[Stored entries]
☆ ☆ ☆
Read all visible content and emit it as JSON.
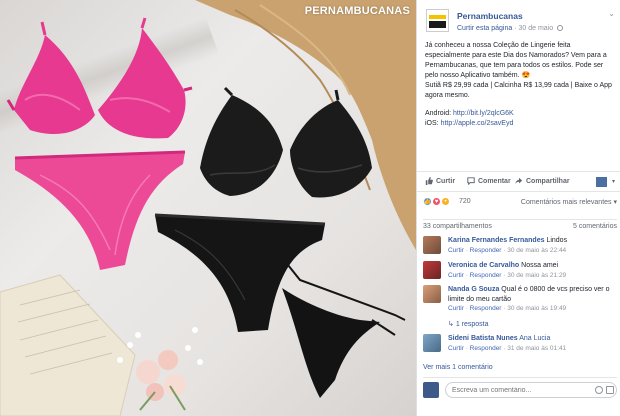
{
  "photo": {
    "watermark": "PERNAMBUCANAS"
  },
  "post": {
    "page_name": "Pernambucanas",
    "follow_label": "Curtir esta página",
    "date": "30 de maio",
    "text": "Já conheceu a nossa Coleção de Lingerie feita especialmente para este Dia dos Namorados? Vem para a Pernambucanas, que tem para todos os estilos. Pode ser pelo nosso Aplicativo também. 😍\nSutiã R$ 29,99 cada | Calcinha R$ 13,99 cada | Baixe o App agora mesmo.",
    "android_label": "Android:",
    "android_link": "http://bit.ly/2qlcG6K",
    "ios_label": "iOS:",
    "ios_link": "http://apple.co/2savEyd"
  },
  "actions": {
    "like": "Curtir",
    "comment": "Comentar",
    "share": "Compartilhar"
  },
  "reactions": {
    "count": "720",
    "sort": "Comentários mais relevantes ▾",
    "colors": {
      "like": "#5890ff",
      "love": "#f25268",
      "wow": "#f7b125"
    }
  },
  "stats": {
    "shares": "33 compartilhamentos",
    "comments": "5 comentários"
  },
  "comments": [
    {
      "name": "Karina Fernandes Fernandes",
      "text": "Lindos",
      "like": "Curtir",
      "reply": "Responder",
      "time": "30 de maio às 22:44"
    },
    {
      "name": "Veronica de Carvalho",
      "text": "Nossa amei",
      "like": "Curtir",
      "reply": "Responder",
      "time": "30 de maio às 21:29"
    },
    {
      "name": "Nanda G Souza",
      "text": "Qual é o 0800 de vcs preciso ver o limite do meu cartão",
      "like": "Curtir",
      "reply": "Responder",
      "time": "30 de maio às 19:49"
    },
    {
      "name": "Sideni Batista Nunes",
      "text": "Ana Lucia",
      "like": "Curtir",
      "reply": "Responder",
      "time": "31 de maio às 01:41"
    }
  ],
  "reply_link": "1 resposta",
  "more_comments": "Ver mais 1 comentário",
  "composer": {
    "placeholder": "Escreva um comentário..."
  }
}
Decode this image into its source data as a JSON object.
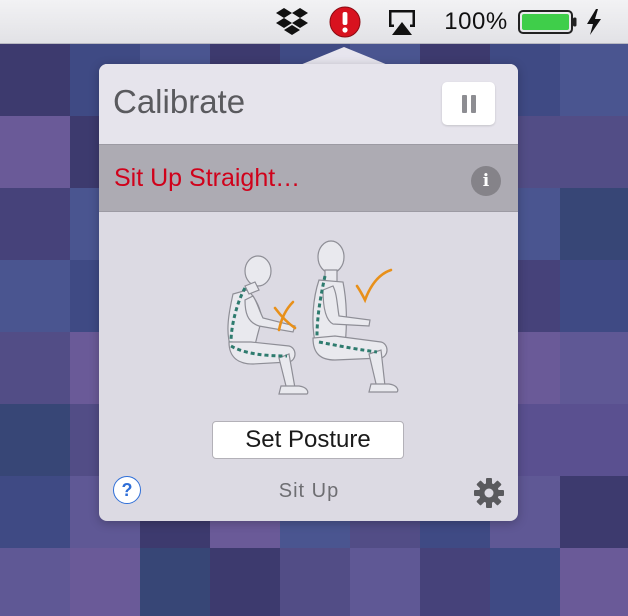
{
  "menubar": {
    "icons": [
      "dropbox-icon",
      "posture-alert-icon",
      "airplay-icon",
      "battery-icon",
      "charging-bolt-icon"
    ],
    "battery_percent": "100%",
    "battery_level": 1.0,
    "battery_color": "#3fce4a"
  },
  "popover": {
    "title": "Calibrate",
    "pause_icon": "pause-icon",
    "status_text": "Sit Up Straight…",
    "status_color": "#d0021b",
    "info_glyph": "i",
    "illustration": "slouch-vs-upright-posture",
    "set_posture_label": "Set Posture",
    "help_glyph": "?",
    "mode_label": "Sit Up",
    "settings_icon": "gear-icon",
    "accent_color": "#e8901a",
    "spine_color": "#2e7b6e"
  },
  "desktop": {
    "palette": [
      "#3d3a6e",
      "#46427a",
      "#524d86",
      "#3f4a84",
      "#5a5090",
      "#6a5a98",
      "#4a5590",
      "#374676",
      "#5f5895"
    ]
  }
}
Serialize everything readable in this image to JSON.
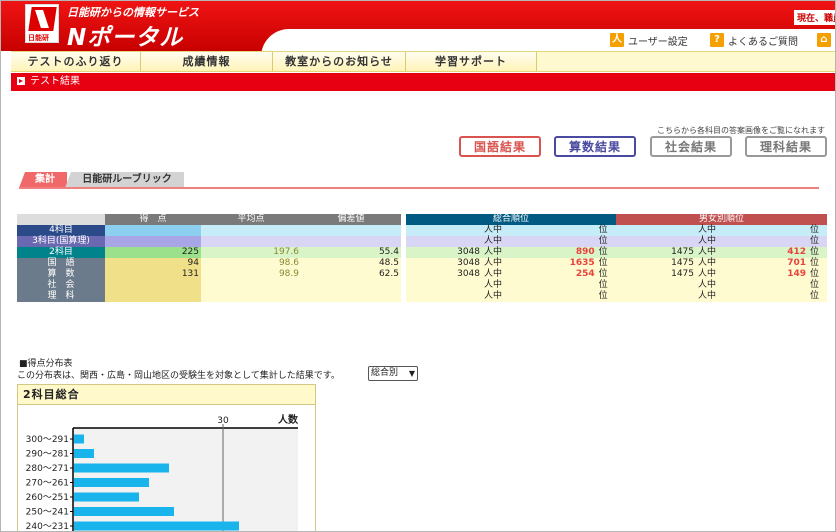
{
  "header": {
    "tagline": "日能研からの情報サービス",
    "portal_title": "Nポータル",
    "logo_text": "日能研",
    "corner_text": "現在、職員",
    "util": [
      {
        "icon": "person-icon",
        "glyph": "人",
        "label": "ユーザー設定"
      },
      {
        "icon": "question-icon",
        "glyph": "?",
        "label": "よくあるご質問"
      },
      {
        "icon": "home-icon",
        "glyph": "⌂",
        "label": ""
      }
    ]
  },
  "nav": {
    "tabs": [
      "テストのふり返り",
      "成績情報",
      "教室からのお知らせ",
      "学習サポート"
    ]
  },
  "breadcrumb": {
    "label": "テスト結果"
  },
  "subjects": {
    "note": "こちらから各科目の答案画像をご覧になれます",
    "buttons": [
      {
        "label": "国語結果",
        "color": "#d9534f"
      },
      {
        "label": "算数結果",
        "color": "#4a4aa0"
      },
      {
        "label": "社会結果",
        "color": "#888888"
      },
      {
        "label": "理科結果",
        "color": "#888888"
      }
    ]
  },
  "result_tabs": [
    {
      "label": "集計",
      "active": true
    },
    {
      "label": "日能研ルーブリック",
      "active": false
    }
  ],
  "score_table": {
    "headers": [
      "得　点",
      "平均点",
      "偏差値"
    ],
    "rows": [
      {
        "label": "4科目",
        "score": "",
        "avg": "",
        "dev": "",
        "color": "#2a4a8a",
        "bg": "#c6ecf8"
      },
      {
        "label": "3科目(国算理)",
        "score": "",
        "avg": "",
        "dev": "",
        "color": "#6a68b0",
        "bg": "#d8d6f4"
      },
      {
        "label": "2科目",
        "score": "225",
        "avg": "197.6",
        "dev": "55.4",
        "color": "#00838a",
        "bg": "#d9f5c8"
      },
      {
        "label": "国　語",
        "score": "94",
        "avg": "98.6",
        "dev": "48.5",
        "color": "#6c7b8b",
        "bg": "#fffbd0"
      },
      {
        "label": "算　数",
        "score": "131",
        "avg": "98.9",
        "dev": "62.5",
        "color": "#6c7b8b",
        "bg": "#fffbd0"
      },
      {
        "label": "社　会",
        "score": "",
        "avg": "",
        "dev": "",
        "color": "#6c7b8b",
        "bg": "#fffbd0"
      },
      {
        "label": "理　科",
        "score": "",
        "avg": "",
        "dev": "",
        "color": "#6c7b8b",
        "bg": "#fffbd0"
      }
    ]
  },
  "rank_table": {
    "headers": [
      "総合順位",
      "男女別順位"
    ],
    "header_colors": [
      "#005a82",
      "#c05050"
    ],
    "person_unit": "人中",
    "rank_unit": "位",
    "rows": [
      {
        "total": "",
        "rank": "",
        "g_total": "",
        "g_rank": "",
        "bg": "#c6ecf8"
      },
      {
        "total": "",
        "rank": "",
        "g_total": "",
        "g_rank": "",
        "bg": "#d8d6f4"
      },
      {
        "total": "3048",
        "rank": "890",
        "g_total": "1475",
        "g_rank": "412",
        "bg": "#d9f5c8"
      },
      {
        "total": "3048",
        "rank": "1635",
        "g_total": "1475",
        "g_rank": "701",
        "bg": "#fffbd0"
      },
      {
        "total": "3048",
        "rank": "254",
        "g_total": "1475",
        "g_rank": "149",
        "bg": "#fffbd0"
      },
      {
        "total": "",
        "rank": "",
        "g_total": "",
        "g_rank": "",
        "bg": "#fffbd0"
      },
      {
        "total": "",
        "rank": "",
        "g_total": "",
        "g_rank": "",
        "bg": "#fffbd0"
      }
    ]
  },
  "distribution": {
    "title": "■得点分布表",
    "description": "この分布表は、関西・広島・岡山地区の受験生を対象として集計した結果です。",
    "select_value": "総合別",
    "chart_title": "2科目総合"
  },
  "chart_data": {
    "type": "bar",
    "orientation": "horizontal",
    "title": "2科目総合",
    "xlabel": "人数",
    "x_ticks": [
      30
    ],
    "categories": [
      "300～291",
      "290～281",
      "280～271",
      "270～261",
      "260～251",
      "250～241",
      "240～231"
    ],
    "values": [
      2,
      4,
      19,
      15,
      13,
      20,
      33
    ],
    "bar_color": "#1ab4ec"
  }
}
☆ ☆ ☆
Short problem: Which lines include "mais"? Copy each of them out.

Exercise answer:
    "sort": "Comentários mais relevantes ▾",
  "more_comments": "Ver mais 1 comentário",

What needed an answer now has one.